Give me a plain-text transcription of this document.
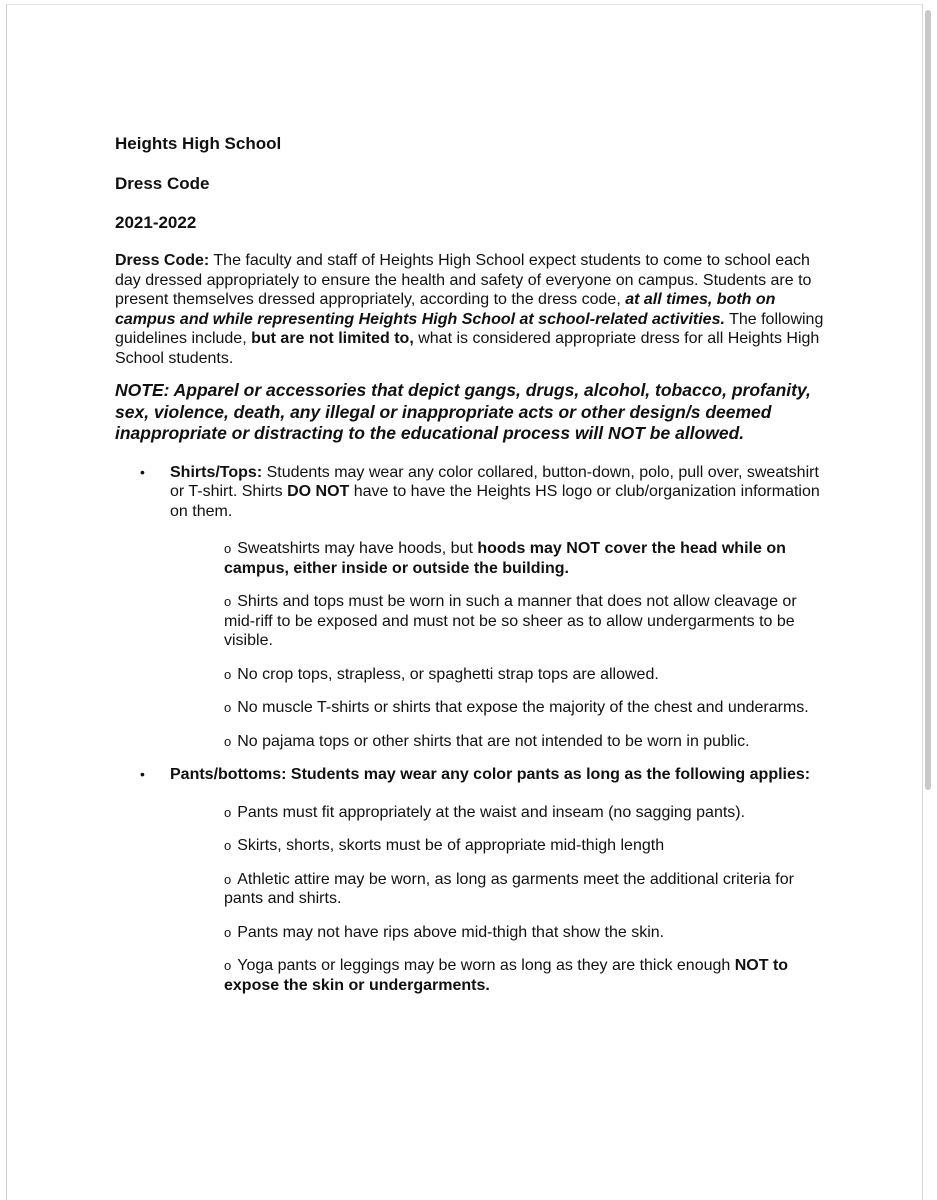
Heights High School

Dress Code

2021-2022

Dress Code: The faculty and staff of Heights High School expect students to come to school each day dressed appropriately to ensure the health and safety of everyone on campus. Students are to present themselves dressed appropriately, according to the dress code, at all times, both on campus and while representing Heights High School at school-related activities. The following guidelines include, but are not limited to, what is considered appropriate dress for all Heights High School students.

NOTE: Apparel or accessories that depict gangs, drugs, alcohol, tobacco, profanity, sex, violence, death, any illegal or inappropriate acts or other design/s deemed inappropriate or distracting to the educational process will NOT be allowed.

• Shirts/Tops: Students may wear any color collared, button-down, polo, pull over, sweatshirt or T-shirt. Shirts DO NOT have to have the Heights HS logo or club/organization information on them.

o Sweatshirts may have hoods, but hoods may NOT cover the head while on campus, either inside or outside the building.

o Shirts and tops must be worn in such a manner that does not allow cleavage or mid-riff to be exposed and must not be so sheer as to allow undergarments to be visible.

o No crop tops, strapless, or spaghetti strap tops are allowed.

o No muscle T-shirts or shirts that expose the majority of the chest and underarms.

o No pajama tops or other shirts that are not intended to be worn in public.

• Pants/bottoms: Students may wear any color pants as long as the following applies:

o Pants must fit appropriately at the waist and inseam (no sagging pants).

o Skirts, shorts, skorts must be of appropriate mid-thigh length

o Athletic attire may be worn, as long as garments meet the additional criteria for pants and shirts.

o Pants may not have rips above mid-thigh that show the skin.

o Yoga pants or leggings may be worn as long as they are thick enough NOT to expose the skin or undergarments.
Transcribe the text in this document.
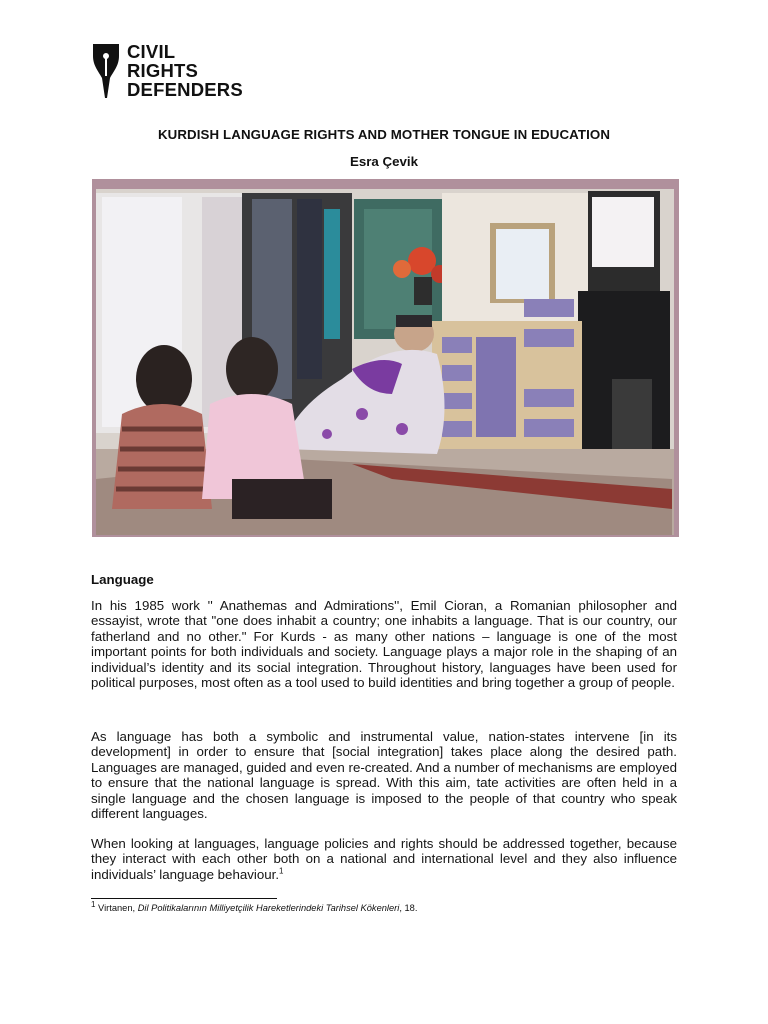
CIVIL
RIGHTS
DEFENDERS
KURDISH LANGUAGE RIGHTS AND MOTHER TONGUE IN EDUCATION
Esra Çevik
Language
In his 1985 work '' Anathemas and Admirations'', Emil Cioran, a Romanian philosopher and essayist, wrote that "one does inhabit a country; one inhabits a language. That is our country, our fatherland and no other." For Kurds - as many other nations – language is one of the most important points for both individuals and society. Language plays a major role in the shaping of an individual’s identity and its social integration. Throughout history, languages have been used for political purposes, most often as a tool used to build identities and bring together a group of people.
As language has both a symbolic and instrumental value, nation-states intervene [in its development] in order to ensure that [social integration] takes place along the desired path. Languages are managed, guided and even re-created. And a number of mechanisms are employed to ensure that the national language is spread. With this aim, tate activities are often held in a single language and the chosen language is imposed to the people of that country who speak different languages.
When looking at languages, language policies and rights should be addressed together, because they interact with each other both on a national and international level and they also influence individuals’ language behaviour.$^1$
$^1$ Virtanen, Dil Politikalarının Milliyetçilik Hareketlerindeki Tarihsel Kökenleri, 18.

Stated problem: Will you set down the records word for word while leaving out every picture?

The reply:
Give me a plain-text transcription of this document.
Heights High School

Dress Code

2021-2022

Dress Code: The faculty and staff of Heights High School expect students to come to school each day dressed appropriately to ensure the health and safety of everyone on campus. Students are to present themselves dressed appropriately, according to the dress code, at all times, both on campus and while representing Heights High School at school-related activities. The following guidelines include, but are not limited to, what is considered appropriate dress for all Heights High School students.

NOTE: Apparel or accessories that depict gangs, drugs, alcohol, tobacco, profanity, sex, violence, death, any illegal or inappropriate acts or other design/s deemed inappropriate or distracting to the educational process will NOT be allowed.

• Shirts/Tops: Students may wear any color collared, button-down, polo, pull over, sweatshirt or T-shirt. Shirts DO NOT have to have the Heights HS logo or club/organization information on them.

o Sweatshirts may have hoods, but hoods may NOT cover the head while on campus, either inside or outside the building.

o Shirts and tops must be worn in such a manner that does not allow cleavage or mid-riff to be exposed and must not be so sheer as to allow undergarments to be visible.

o No crop tops, strapless, or spaghetti strap tops are allowed.

o No muscle T-shirts or shirts that expose the majority of the chest and underarms.

o No pajama tops or other shirts that are not intended to be worn in public.

• Pants/bottoms: Students may wear any color pants as long as the following applies:

o Pants must fit appropriately at the waist and inseam (no sagging pants).

o Skirts, shorts, skorts must be of appropriate mid-thigh length

o Athletic attire may be worn, as long as garments meet the additional criteria for pants and shirts.

o Pants may not have rips above mid-thigh that show the skin.

o Yoga pants or leggings may be worn as long as they are thick enough NOT to expose the skin or undergarments.
Transcribe the text in this document.
CIVIL
RIGHTS
DEFENDERS
KURDISH LANGUAGE RIGHTS AND MOTHER TONGUE IN EDUCATION
Esra Çevik
Language
In his 1985 work '' Anathemas and Admirations'', Emil Cioran, a Romanian philosopher and essayist, wrote that "one does inhabit a country; one inhabits a language. That is our country, our fatherland and no other." For Kurds - as many other nations – language is one of the most important points for both individuals and society. Language plays a major role in the shaping of an individual’s identity and its social integration. Throughout history, languages have been used for political purposes, most often as a tool used to build identities and bring together a group of people.
As language has both a symbolic and instrumental value, nation-states intervene [in its development] in order to ensure that [social integration] takes place along the desired path. Languages are managed, guided and even re-created. And a number of mechanisms are employed to ensure that the national language is spread. With this aim, tate activities are often held in a single language and the chosen language is imposed to the people of that country who speak different languages.
When looking at languages, language policies and rights should be addressed together, because they interact with each other both on a national and international level and they also influence individuals’ language behaviour.$^1$
$^1$ Virtanen, Dil Politikalarının Milliyetçilik Hareketlerindeki Tarihsel Kökenleri, 18.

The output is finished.